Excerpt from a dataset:

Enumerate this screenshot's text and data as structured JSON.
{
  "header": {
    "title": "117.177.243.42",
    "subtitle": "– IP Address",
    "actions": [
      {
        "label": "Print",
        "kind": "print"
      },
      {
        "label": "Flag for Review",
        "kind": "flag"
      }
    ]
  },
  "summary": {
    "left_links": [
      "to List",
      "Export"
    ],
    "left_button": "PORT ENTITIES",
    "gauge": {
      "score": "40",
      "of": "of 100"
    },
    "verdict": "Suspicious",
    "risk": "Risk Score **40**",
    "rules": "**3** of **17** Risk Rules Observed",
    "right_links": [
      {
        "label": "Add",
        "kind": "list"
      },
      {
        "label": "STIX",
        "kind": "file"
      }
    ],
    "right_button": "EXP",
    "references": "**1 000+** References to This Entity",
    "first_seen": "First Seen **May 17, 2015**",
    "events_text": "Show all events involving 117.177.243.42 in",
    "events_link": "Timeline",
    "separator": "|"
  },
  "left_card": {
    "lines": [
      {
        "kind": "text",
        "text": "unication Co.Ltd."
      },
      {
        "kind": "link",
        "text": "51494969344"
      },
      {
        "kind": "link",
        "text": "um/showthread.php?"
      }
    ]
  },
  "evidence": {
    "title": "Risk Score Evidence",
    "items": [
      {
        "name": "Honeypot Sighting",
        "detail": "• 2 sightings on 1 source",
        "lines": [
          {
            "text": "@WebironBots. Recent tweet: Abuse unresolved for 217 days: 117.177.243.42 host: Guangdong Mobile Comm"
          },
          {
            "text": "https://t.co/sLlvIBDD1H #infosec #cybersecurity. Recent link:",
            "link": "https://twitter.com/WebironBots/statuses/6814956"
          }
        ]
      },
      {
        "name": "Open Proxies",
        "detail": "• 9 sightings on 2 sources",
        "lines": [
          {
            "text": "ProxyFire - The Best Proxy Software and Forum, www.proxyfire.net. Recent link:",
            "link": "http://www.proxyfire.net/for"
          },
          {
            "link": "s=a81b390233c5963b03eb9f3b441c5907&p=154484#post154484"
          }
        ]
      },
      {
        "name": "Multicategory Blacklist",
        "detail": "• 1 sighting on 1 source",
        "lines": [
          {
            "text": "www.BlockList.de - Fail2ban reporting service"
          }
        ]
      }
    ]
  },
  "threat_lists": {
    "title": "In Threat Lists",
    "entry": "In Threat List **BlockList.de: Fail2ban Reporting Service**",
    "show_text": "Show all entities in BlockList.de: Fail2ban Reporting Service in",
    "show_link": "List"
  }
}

Objective | Extract all the material, leaving every line as it is.

Response for this exercise |
Enumerate this screenshot's text and data as structured JSON.
{
  "header": {
    "title": "117.177.243.42",
    "subtitle": "– IP Address",
    "actions": [
      {
        "label": "Print",
        "kind": "print"
      },
      {
        "label": "Flag for Review",
        "kind": "flag"
      }
    ]
  },
  "summary": {
    "left_links": [
      "to List",
      "Export"
    ],
    "left_button": "PORT ENTITIES",
    "gauge": {
      "score": "40",
      "of": "of 100"
    },
    "verdict": "Suspicious",
    "risk": "Risk Score **40**",
    "rules": "**3** of **17** Risk Rules Observed",
    "right_links": [
      {
        "label": "Add",
        "kind": "list"
      },
      {
        "label": "STIX",
        "kind": "file"
      }
    ],
    "right_button": "EXP",
    "references": "**1 000+** References to This Entity",
    "first_seen": "First Seen **May 17, 2015**",
    "events_text": "Show all events involving 117.177.243.42 in",
    "events_link": "Timeline",
    "separator": "|"
  },
  "left_card": {
    "lines": [
      {
        "kind": "text",
        "text": "unication Co.Ltd."
      },
      {
        "kind": "link",
        "text": "51494969344"
      },
      {
        "kind": "link",
        "text": "um/showthread.php?"
      }
    ]
  },
  "evidence": {
    "title": "Risk Score Evidence",
    "items": [
      {
        "name": "Honeypot Sighting",
        "detail": "• 2 sightings on 1 source",
        "lines": [
          {
            "text": "@WebironBots. Recent tweet: Abuse unresolved for 217 days: 117.177.243.42 host: Guangdong Mobile Comm"
          },
          {
            "text": "https://t.co/sLlvIBDD1H #infosec #cybersecurity. Recent link:",
            "link": "https://twitter.com/WebironBots/statuses/6814956"
          }
        ]
      },
      {
        "name": "Open Proxies",
        "detail": "• 9 sightings on 2 sources",
        "lines": [
          {
            "text": "ProxyFire - The Best Proxy Software and Forum, www.proxyfire.net. Recent link:",
            "link": "http://www.proxyfire.net/for"
          },
          {
            "link": "s=a81b390233c5963b03eb9f3b441c5907&p=154484#post154484"
          }
        ]
      },
      {
        "name": "Multicategory Blacklist",
        "detail": "• 1 sighting on 1 source",
        "lines": [
          {
            "text": "www.BlockList.de - Fail2ban reporting service"
          }
        ]
      }
    ]
  },
  "threat_lists": {
    "title": "In Threat Lists",
    "entry": "In Threat List **BlockList.de: Fail2ban Reporting Service**",
    "show_text": "Show all entities in BlockList.de: Fail2ban Reporting Service in",
    "show_link": "List"
  }
}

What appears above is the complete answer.